* **The exercise**:
Work through the data line by line, gathering every line that has the word "compression".

* **Entries provided**:

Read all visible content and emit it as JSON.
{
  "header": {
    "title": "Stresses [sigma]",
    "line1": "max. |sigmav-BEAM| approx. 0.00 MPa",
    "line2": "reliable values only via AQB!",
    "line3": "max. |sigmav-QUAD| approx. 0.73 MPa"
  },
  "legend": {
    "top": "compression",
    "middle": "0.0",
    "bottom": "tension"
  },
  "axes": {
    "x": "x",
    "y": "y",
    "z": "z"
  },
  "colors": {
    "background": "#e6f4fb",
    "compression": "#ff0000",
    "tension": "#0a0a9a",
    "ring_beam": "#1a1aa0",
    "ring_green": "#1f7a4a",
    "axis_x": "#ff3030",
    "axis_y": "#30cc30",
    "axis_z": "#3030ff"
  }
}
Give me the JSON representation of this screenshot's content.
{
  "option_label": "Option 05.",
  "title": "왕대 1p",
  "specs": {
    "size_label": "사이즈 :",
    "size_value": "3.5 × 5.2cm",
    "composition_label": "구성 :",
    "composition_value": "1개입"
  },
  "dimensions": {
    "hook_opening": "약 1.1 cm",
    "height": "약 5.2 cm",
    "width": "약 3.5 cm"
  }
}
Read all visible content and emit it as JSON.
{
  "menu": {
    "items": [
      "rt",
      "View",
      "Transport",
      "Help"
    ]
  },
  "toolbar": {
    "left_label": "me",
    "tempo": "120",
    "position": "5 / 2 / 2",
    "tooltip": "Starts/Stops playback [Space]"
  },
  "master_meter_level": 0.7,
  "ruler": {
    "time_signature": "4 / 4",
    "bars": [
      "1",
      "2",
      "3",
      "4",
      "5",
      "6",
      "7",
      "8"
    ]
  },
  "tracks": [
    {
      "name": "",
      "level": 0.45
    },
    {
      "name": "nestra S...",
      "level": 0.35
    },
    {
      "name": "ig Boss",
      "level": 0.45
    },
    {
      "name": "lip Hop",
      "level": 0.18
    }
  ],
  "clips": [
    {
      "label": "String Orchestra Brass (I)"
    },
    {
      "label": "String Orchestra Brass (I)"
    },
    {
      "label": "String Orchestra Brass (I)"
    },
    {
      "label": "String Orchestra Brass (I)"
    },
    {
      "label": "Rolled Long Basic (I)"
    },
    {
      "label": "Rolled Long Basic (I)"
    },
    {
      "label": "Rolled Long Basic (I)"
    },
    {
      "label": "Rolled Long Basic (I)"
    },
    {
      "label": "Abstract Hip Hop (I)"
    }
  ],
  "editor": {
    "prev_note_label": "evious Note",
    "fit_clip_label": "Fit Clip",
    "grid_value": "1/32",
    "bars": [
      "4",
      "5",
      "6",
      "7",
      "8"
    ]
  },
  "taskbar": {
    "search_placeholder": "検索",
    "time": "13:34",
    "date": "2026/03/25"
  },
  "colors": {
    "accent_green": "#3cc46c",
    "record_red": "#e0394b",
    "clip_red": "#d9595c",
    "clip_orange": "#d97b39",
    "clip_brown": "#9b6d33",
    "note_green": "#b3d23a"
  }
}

* **The answer**:
    "top": "compression",
    "compression": "#ff0000",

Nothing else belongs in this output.